In this exercise, return the whole listing exactly, excluding any images.

begin DATA ROWS

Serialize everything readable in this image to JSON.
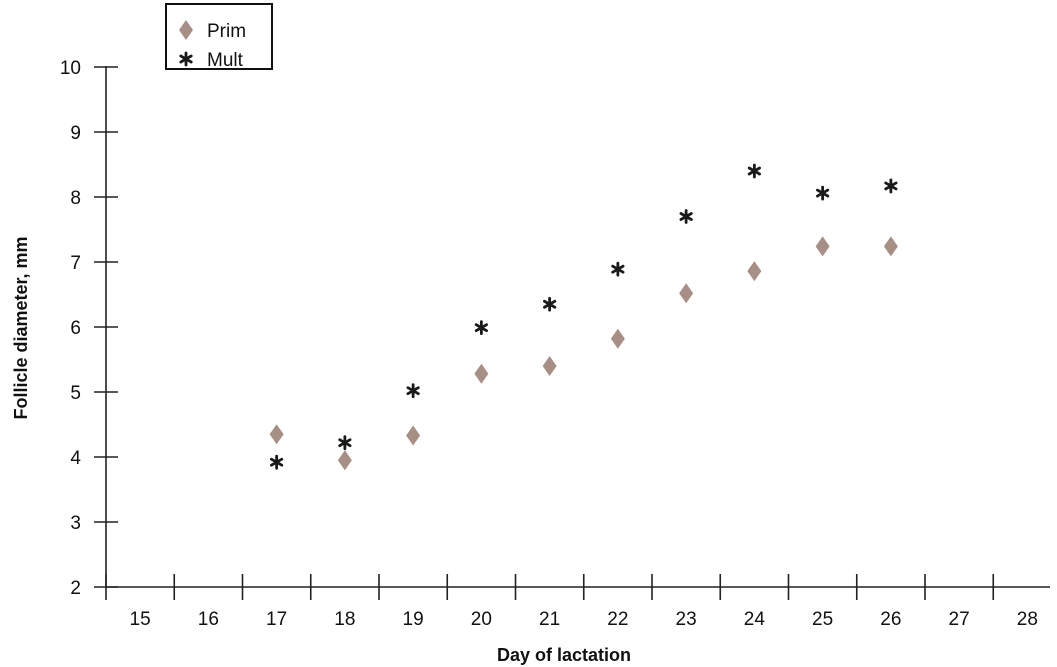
{
  "chart_data": {
    "type": "scatter",
    "xlabel": "Day of lactation",
    "ylabel": "Follicle diameter, mm",
    "xlim": [
      15,
      28
    ],
    "ylim": [
      2,
      10
    ],
    "x_ticks": [
      15,
      16,
      17,
      18,
      19,
      20,
      21,
      22,
      23,
      24,
      25,
      26,
      27,
      28
    ],
    "y_ticks": [
      2,
      3,
      4,
      5,
      6,
      7,
      8,
      9,
      10
    ],
    "grid": false,
    "legend_position": "top-left",
    "series": [
      {
        "name": "Prim",
        "marker": "diamond",
        "color": "#A88F86",
        "x": [
          17,
          18,
          19,
          20,
          21,
          22,
          23,
          24,
          25,
          26
        ],
        "y": [
          4.35,
          3.95,
          4.33,
          5.28,
          5.4,
          5.82,
          6.52,
          6.86,
          7.24,
          7.24
        ]
      },
      {
        "name": "Mult",
        "marker": "asterisk",
        "color": "#1a1a1a",
        "x": [
          17,
          18,
          19,
          20,
          21,
          22,
          23,
          24,
          25,
          26
        ],
        "y": [
          3.92,
          4.22,
          5.02,
          5.99,
          6.35,
          6.89,
          7.7,
          8.4,
          8.06,
          8.17
        ]
      }
    ]
  }
}
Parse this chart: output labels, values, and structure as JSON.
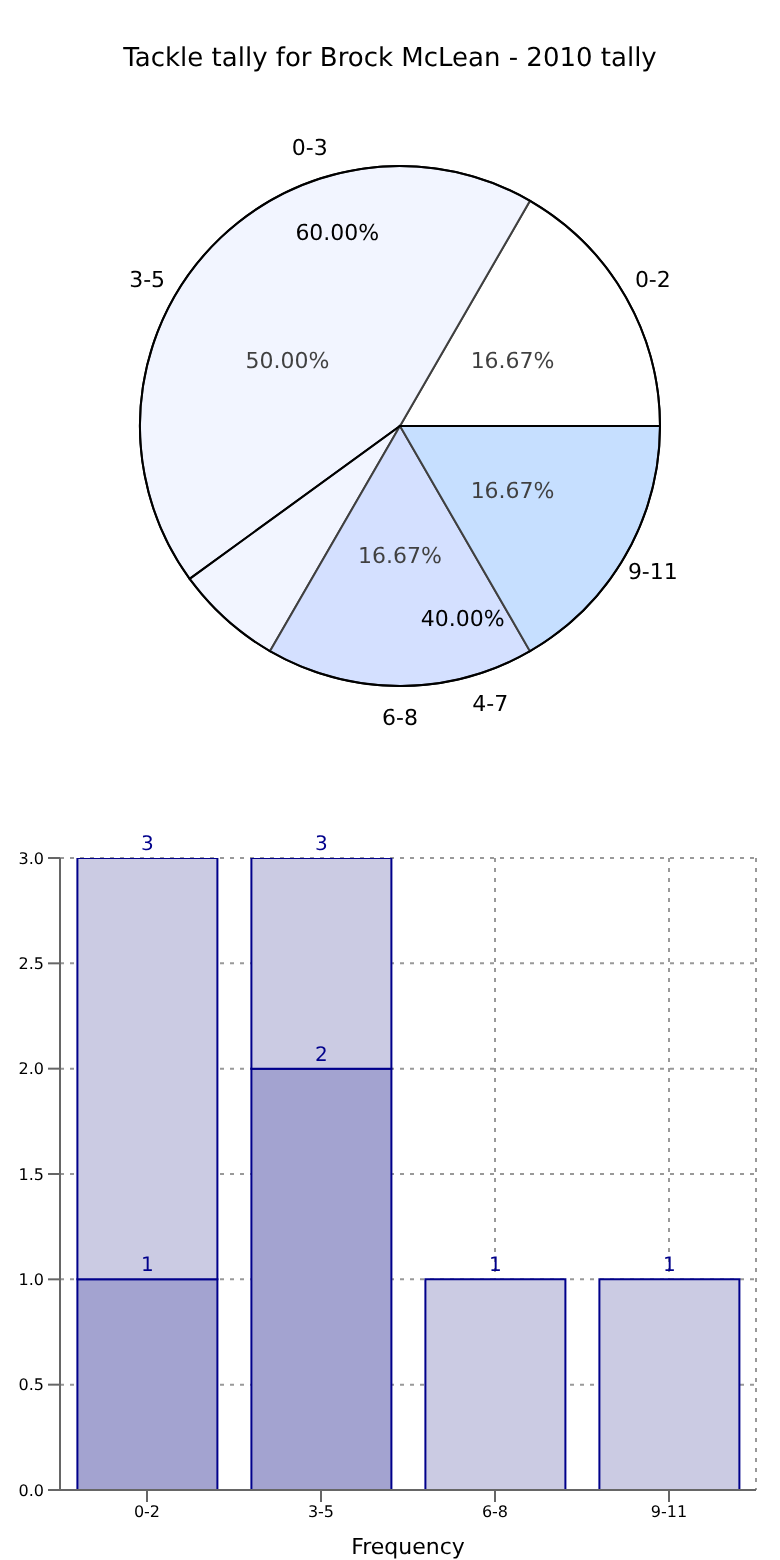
{
  "chart_data": [
    {
      "type": "pie",
      "title": "Tackle tally for Brock McLean - 2010 tally",
      "categories": [
        "0-3",
        "4-7"
      ],
      "values": [
        60,
        40
      ],
      "colors": [
        "#ffffff",
        "#ffffff"
      ],
      "value_labels": [
        "60.00%",
        "40.00%"
      ]
    },
    {
      "type": "pie",
      "categories": [
        "0-2",
        "3-5",
        "6-8",
        "9-11"
      ],
      "values": [
        16.67,
        50,
        16.67,
        16.67
      ],
      "colors": [
        "#ffffff",
        "#eef2ff",
        "#c6d6ff",
        "#b3d4ff"
      ],
      "value_labels": [
        "16.67%",
        "50.00%",
        "16.67%",
        "16.67%"
      ]
    },
    {
      "type": "bar",
      "xlabel": "Frequency",
      "categories": [
        "0-2",
        "3-5",
        "6-8",
        "9-11"
      ],
      "series": [
        {
          "color": "#a3a3d0",
          "values": [
            1,
            2,
            null,
            null
          ],
          "value_labels": [
            "1",
            "2",
            null,
            null
          ]
        },
        {
          "color": "#cbcbe3",
          "values": [
            2,
            1,
            1,
            1
          ]
        }
      ],
      "stacked": true,
      "totals": [
        "3",
        "3",
        "1",
        "1"
      ],
      "ylim": [
        0,
        3
      ],
      "yticks": [
        {
          "value": 0,
          "label": "0.0"
        },
        {
          "value": 0.5,
          "label": "0.5"
        },
        {
          "value": 1,
          "label": "1.0"
        },
        {
          "value": 1.5,
          "label": "1.5"
        },
        {
          "value": 2,
          "label": "2.0"
        },
        {
          "value": 2.5,
          "label": "2.5"
        },
        {
          "value": 3,
          "label": "3.0"
        }
      ],
      "grid": true
    }
  ]
}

end DATA ROWS

EXERCISE SOLUTION
Serialize everything readable in this image to JSON.
{
  "chart_data": {
    "type": "scatter",
    "xlabel": "Day of lactation",
    "ylabel": "Follicle diameter, mm",
    "xlim": [
      15,
      28
    ],
    "ylim": [
      2,
      10
    ],
    "x_ticks": [
      15,
      16,
      17,
      18,
      19,
      20,
      21,
      22,
      23,
      24,
      25,
      26,
      27,
      28
    ],
    "y_ticks": [
      2,
      3,
      4,
      5,
      6,
      7,
      8,
      9,
      10
    ],
    "grid": false,
    "legend_position": "top-left",
    "series": [
      {
        "name": "Prim",
        "marker": "diamond",
        "color": "#A88F86",
        "x": [
          17,
          18,
          19,
          20,
          21,
          22,
          23,
          24,
          25,
          26
        ],
        "y": [
          4.35,
          3.95,
          4.33,
          5.28,
          5.4,
          5.82,
          6.52,
          6.86,
          7.24,
          7.24
        ]
      },
      {
        "name": "Mult",
        "marker": "asterisk",
        "color": "#1a1a1a",
        "x": [
          17,
          18,
          19,
          20,
          21,
          22,
          23,
          24,
          25,
          26
        ],
        "y": [
          3.92,
          4.22,
          5.02,
          5.99,
          6.35,
          6.89,
          7.7,
          8.4,
          8.06,
          8.17
        ]
      }
    ]
  }
}
Parse this chart: output labels, values, and structure as JSON.
{
  "chart_data": [
    {
      "type": "pie",
      "title": "Tackle tally for Brock McLean - 2010 tally",
      "categories": [
        "0-3",
        "4-7"
      ],
      "values": [
        60,
        40
      ],
      "colors": [
        "#ffffff",
        "#ffffff"
      ],
      "value_labels": [
        "60.00%",
        "40.00%"
      ]
    },
    {
      "type": "pie",
      "categories": [
        "0-2",
        "3-5",
        "6-8",
        "9-11"
      ],
      "values": [
        16.67,
        50,
        16.67,
        16.67
      ],
      "colors": [
        "#ffffff",
        "#eef2ff",
        "#c6d6ff",
        "#b3d4ff"
      ],
      "value_labels": [
        "16.67%",
        "50.00%",
        "16.67%",
        "16.67%"
      ]
    },
    {
      "type": "bar",
      "xlabel": "Frequency",
      "categories": [
        "0-2",
        "3-5",
        "6-8",
        "9-11"
      ],
      "series": [
        {
          "color": "#a3a3d0",
          "values": [
            1,
            2,
            null,
            null
          ],
          "value_labels": [
            "1",
            "2",
            null,
            null
          ]
        },
        {
          "color": "#cbcbe3",
          "values": [
            2,
            1,
            1,
            1
          ]
        }
      ],
      "stacked": true,
      "totals": [
        "3",
        "3",
        "1",
        "1"
      ],
      "ylim": [
        0,
        3
      ],
      "yticks": [
        {
          "value": 0,
          "label": "0.0"
        },
        {
          "value": 0.5,
          "label": "0.5"
        },
        {
          "value": 1,
          "label": "1.0"
        },
        {
          "value": 1.5,
          "label": "1.5"
        },
        {
          "value": 2,
          "label": "2.0"
        },
        {
          "value": 2.5,
          "label": "2.5"
        },
        {
          "value": 3,
          "label": "3.0"
        }
      ],
      "grid": true
    }
  ]
}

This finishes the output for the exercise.